▸ **EXERCISE BRIEF**
Copy all the data exactly, except the pictures.

▸ **TASK INPUTS**
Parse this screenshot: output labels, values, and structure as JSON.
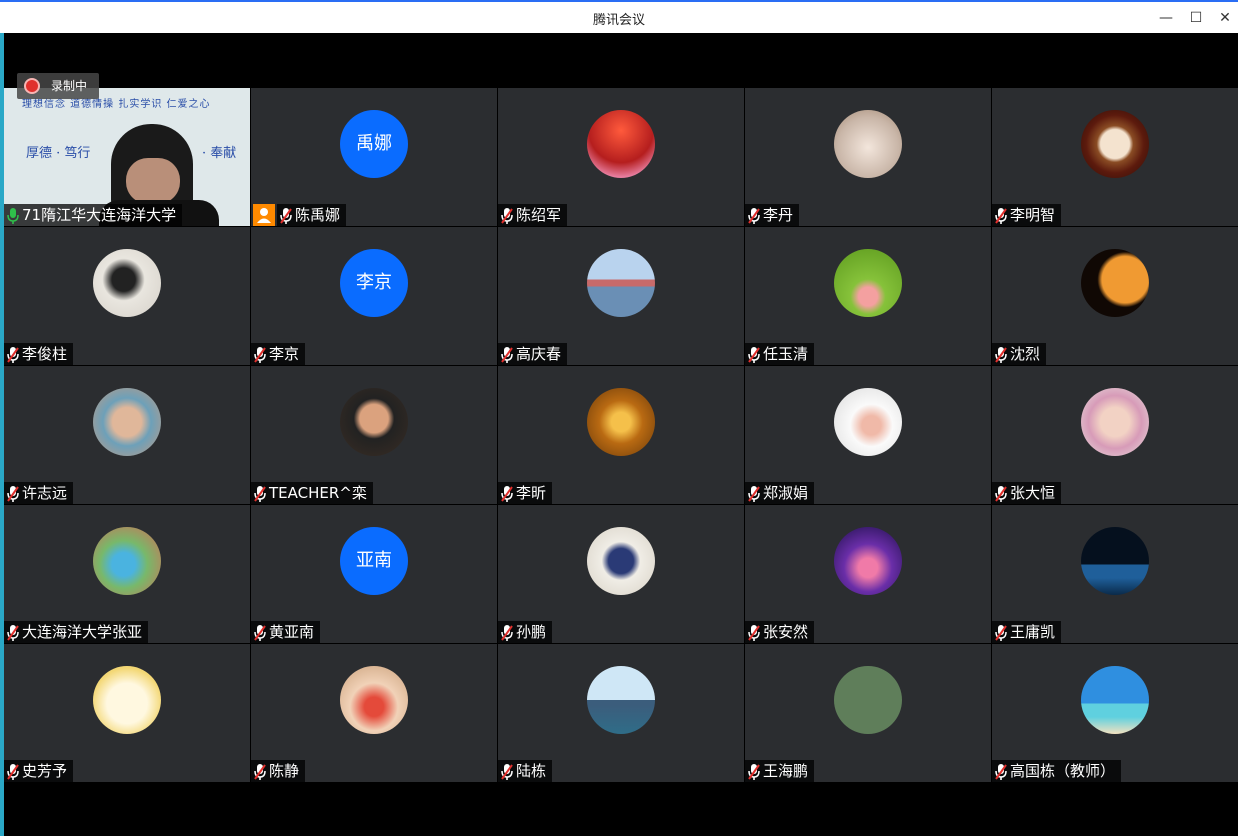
{
  "window": {
    "title": "腾讯会议",
    "minimize": "—",
    "maximize": "☐",
    "close": "✕"
  },
  "recording": {
    "label": "录制中"
  },
  "main_video": {
    "slogan_top": "理想信念  道德情操  扎实学识  仁爱之心",
    "slogan_left": "厚德 · 笃行",
    "slogan_right": "· 奉献"
  },
  "participants": [
    {
      "name": "71隋江华大连海洋大学",
      "avatar": "video",
      "mic": "on"
    },
    {
      "name": "陈禹娜",
      "avatar": "text",
      "avatar_text": "禹娜",
      "mic": "muted",
      "host": true
    },
    {
      "name": "陈绍军",
      "avatar": "autumn-trees",
      "mic": "muted"
    },
    {
      "name": "李丹",
      "avatar": "bunny-toys",
      "mic": "muted"
    },
    {
      "name": "李明智",
      "avatar": "coffee-cup",
      "mic": "muted"
    },
    {
      "name": "李俊柱",
      "avatar": "ink-painting",
      "mic": "muted"
    },
    {
      "name": "李京",
      "avatar": "text",
      "avatar_text": "李京",
      "mic": "muted"
    },
    {
      "name": "高庆春",
      "avatar": "lake-landscape",
      "mic": "muted"
    },
    {
      "name": "任玉清",
      "avatar": "dandelion",
      "mic": "muted"
    },
    {
      "name": "沈烈",
      "avatar": "eclipse",
      "mic": "muted"
    },
    {
      "name": "许志远",
      "avatar": "child-photo",
      "mic": "muted"
    },
    {
      "name": "TEACHER^栾",
      "avatar": "sunglasses-photo",
      "mic": "muted"
    },
    {
      "name": "李昕",
      "avatar": "golden-spoon",
      "mic": "muted"
    },
    {
      "name": "郑淑娟",
      "avatar": "cartoon-desk",
      "mic": "muted"
    },
    {
      "name": "张大恒",
      "avatar": "toddler-photo",
      "mic": "muted"
    },
    {
      "name": "大连海洋大学张亚",
      "avatar": "playground",
      "mic": "muted"
    },
    {
      "name": "黄亚南",
      "avatar": "text",
      "avatar_text": "亚南",
      "mic": "muted"
    },
    {
      "name": "孙鹏",
      "avatar": "calligraphy",
      "mic": "muted"
    },
    {
      "name": "张安然",
      "avatar": "starry-girls",
      "mic": "muted"
    },
    {
      "name": "王庸凯",
      "avatar": "night-moon",
      "mic": "muted"
    },
    {
      "name": "史芳予",
      "avatar": "duck-sticker",
      "mic": "muted"
    },
    {
      "name": "陈静",
      "avatar": "kid-cake",
      "mic": "muted"
    },
    {
      "name": "陆栋",
      "avatar": "bridge-sky",
      "mic": "muted"
    },
    {
      "name": "王海鹏",
      "avatar": "green-seal",
      "mic": "muted"
    },
    {
      "name": "高国栋（教师）",
      "avatar": "beach-sky",
      "mic": "muted"
    }
  ],
  "colors": {
    "tile_bg": "#2b2d30",
    "avatar_blue": "#0a6cff",
    "mic_muted_red": "#e0302d",
    "mic_on_green": "#2fbf4a",
    "host_orange": "#ff8a00"
  }
}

▸ **WRITTEN RESPONSE**
Parse this screenshot: output labels, values, and structure as JSON.
{
  "window": {
    "title": "腾讯会议",
    "minimize": "—",
    "maximize": "☐",
    "close": "✕"
  },
  "recording": {
    "label": "录制中"
  },
  "main_video": {
    "slogan_top": "理想信念  道德情操  扎实学识  仁爱之心",
    "slogan_left": "厚德 · 笃行",
    "slogan_right": "· 奉献"
  },
  "participants": [
    {
      "name": "71隋江华大连海洋大学",
      "avatar": "video",
      "mic": "on"
    },
    {
      "name": "陈禹娜",
      "avatar": "text",
      "avatar_text": "禹娜",
      "mic": "muted",
      "host": true
    },
    {
      "name": "陈绍军",
      "avatar": "autumn-trees",
      "mic": "muted"
    },
    {
      "name": "李丹",
      "avatar": "bunny-toys",
      "mic": "muted"
    },
    {
      "name": "李明智",
      "avatar": "coffee-cup",
      "mic": "muted"
    },
    {
      "name": "李俊柱",
      "avatar": "ink-painting",
      "mic": "muted"
    },
    {
      "name": "李京",
      "avatar": "text",
      "avatar_text": "李京",
      "mic": "muted"
    },
    {
      "name": "高庆春",
      "avatar": "lake-landscape",
      "mic": "muted"
    },
    {
      "name": "任玉清",
      "avatar": "dandelion",
      "mic": "muted"
    },
    {
      "name": "沈烈",
      "avatar": "eclipse",
      "mic": "muted"
    },
    {
      "name": "许志远",
      "avatar": "child-photo",
      "mic": "muted"
    },
    {
      "name": "TEACHER^栾",
      "avatar": "sunglasses-photo",
      "mic": "muted"
    },
    {
      "name": "李昕",
      "avatar": "golden-spoon",
      "mic": "muted"
    },
    {
      "name": "郑淑娟",
      "avatar": "cartoon-desk",
      "mic": "muted"
    },
    {
      "name": "张大恒",
      "avatar": "toddler-photo",
      "mic": "muted"
    },
    {
      "name": "大连海洋大学张亚",
      "avatar": "playground",
      "mic": "muted"
    },
    {
      "name": "黄亚南",
      "avatar": "text",
      "avatar_text": "亚南",
      "mic": "muted"
    },
    {
      "name": "孙鹏",
      "avatar": "calligraphy",
      "mic": "muted"
    },
    {
      "name": "张安然",
      "avatar": "starry-girls",
      "mic": "muted"
    },
    {
      "name": "王庸凯",
      "avatar": "night-moon",
      "mic": "muted"
    },
    {
      "name": "史芳予",
      "avatar": "duck-sticker",
      "mic": "muted"
    },
    {
      "name": "陈静",
      "avatar": "kid-cake",
      "mic": "muted"
    },
    {
      "name": "陆栋",
      "avatar": "bridge-sky",
      "mic": "muted"
    },
    {
      "name": "王海鹏",
      "avatar": "green-seal",
      "mic": "muted"
    },
    {
      "name": "高国栋（教师）",
      "avatar": "beach-sky",
      "mic": "muted"
    }
  ],
  "colors": {
    "tile_bg": "#2b2d30",
    "avatar_blue": "#0a6cff",
    "mic_muted_red": "#e0302d",
    "mic_on_green": "#2fbf4a",
    "host_orange": "#ff8a00"
  }
}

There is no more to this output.